> _INSTRUCCIONES DE TAREAS_
[a] Resume en tres o cuatro oraciones el párrafo del texto sobre el rostro y las pantallas que empieza con "La comunidad es ahora", sin perder sus ideas principales.
[b] Reproduce sin cambios, del texto sobre el rostro y las pantallas, todo lo que va desde "La comunidad es" hasta "curiosidad y asombro.".

> _FRAGMENTO DE ORIGEN_
#####

Un filósofo decía que hay en el rostro una pobreza esencial. La mejor prueba de esto es que nos pasamos el día ensayando poses, gestos, modelando una caricatura -un prototipo ridículo- de nosotros mismos que nos proteja ahí afuera, en el limbo de la pantalla, una no-cara que no se parezca a mí, a esa desnudez crítica y endeble que soy. Y el teléfono celular como un rosario: móvil, portable, con el pulgar arriba siempre disponible para dar el amén a todas esas poses vagabundas que buscan, inútilmente, un cuerpo que las cobije. Las caras deformadas, entremezcladas y siempre iguales de los sin cara, que en otro plano del mundo caminan inclinados sobre sí mismos, succionados por la gravedad tenaz de un Smartphone.

La comunidad es ahora una comunidad digital a escala exponencial. Pero en esa comunidad cautiva del Smartphone existe una falla crítica: lo corpóreo ya no existe. No conozco verdaderamente a quiénes están detrás. Y en esos hologramas difusos depositamos -como si sostuviéramos un espejo en la mano- nuestra mirada que rebota y se vuelve hacia sí misma. En esa ausencia del otro, como Narciso, no hacemos más que mirarnos compulsivamente, aislados, en la retina acuosa de una pantalla. Y allí perdemos algo -o casi todo. Porque antes cada uno aceptaba lo que iba descubriendo de sí mismo en las miradas de los demás, se iba formando en la convivencia, se confundía con lo que suponían los otros, y en ese acto de prestidigitación modelaba una versión de sí mismo, aparecía la alquimia de un rostro, de una vida. Una persona que en última instancia era un recipiente de curiosidad y asombro.

Cuatro

Antes era difícil callarse en presencia de alguien, porque uno se chocaba con un rostro urgente, que generaba una incomodidad fundacional: el origen del diálogo. Ese rostro fue muchas cosas: el relampagueo demencial en los ojos de un Homo Erectus, que por azar o providencia, en algún lugar remoto del Asia Oriental, rescató una rama de un incendio y domesticó por primera vez el fuego; fue también la mirada del Gustavito del videoclub en Río Tercero, que en su órbita de silencio te succionaba la valentía para entrar a ese cuartito reservado donde se desplegaban, como en un palacio de golosinas, las cajas vacías de películas porno que, como si fuera poco, después de elegir alguna, uno tenía que llevar hasta el mostrador para canjearla por el casete real, y el Gustavito que te hablaba en un idioma inentendible pero con una sonoridad cómplice que te decía que la epopeya ya estaba casi concluida; fue, en el albor de los años dos mil, la súplica al flaco que atendía la cabina telefónica de la esquina para que te fiara unos minutos más, que tenías quilombo con la novia, un desastre todo, angustia total; fue la convalecencia de una seguridad edificada sobre naipes, pechito bailarín y universitario que se va a las manos citando filósofos, y la cara del Rolo Pasquetti, endurecida repentinamente, como diciéndote: mirá que sos boludo, Esnaola. Fue también la cara del Peludo cuando se cayó en un bar de Berrotarán y pronunció aquel poema que habría de sobrevivirlo: “Cedió cuerpo / vos querías tomá, ahí tené / ¿Y ahora quién nos lleva a las casa?” La espesura de todo esto no podría viajar jamás por los algoritmos digitales.

#####

> _DATOS REGISTRADOS_
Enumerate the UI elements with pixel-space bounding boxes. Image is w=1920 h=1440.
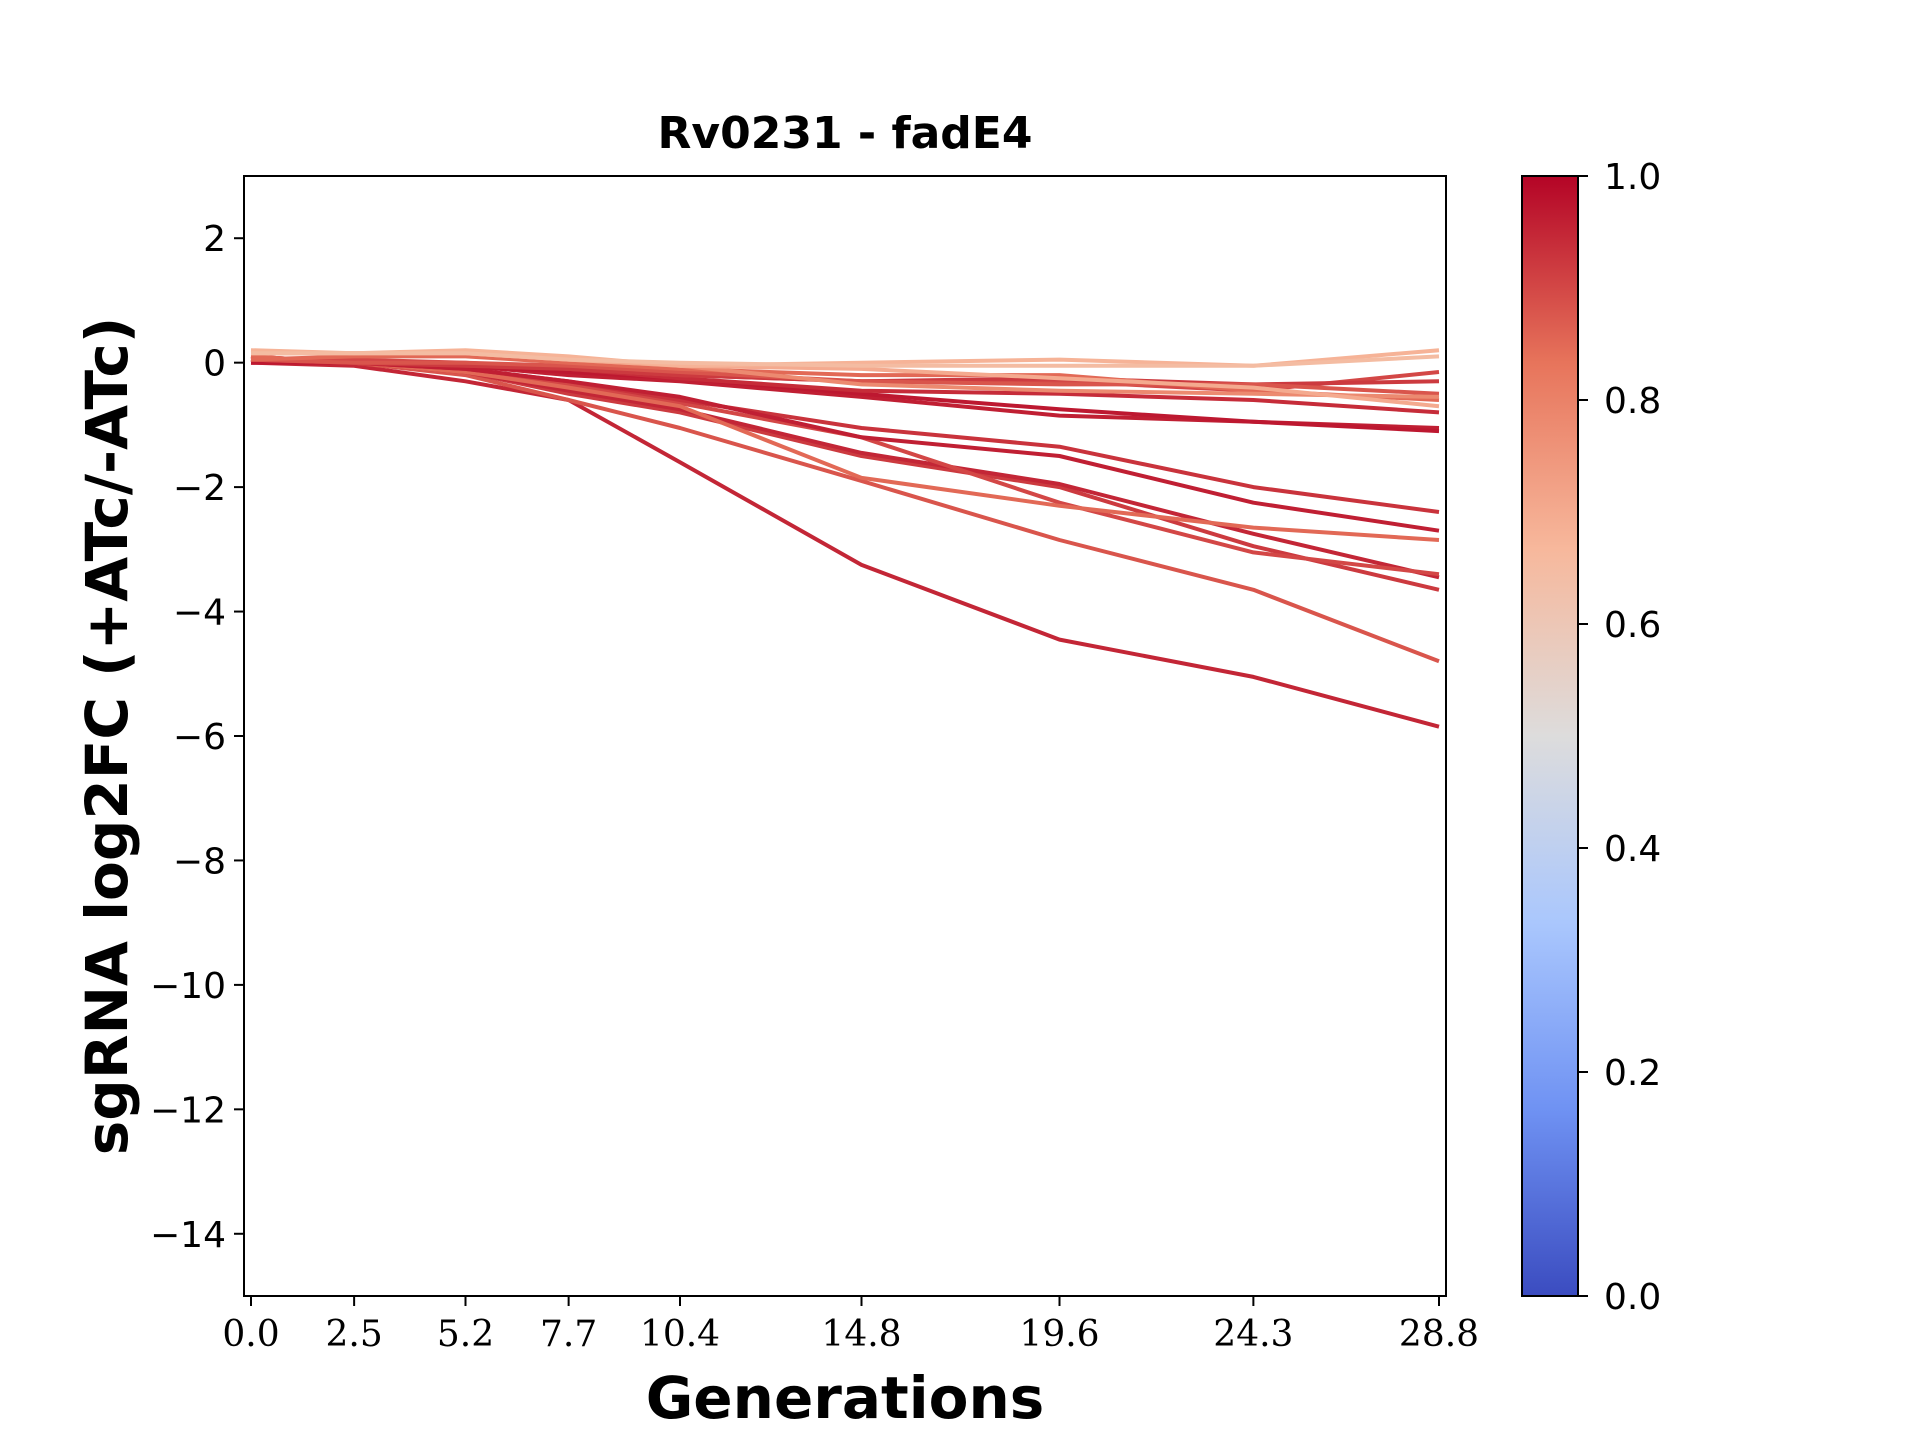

#####

> _RESPUESTAS POR TAREA_
[a] La comunidad es hoy digital y crece a escala exponencial, pero, cautiva del Smartphone, tiene una falla crítica: lo corpóreo ya no existe y no se sabe quién está detrás. Ante la ausencia del otro, como Narciso, cada uno se mira compulsivamente y aislado en la pantalla, y así pierde algo o casi todo. Antes, cada persona se descubría en las miradas de los demás y se formaba en la convivencia. De ese modo se modelaba un rostro y una vida, una persona que era un recipiente de curiosidad y asombro.

[b]
La comunidad es ahora una comunidad digital a escala exponencial. Pero en esa comunidad cautiva del Smartphone existe una falla crítica: lo corpóreo ya no existe. No conozco verdaderamente a quiénes están detrás. Y en esos hologramas difusos depositamos -como si sostuviéramos un espejo en la mano- nuestra mirada que rebota y se vuelve hacia sí misma. En esa ausencia del otro, como Narciso, no hacemos más que mirarnos compulsivamente, aislados, en la retina acuosa de una pantalla. Y allí perdemos algo -o casi todo. Porque antes cada uno aceptaba lo que iba descubriendo de sí mismo en las miradas de los demás, se iba formando en la convivencia, se confundía con lo que suponían los otros, y en ese acto de prestidigitación modelaba una versión de sí mismo, aparecía la alquimia de un rostro, de una vida. Una persona que en última instancia era un recipiente de curiosidad y asombro.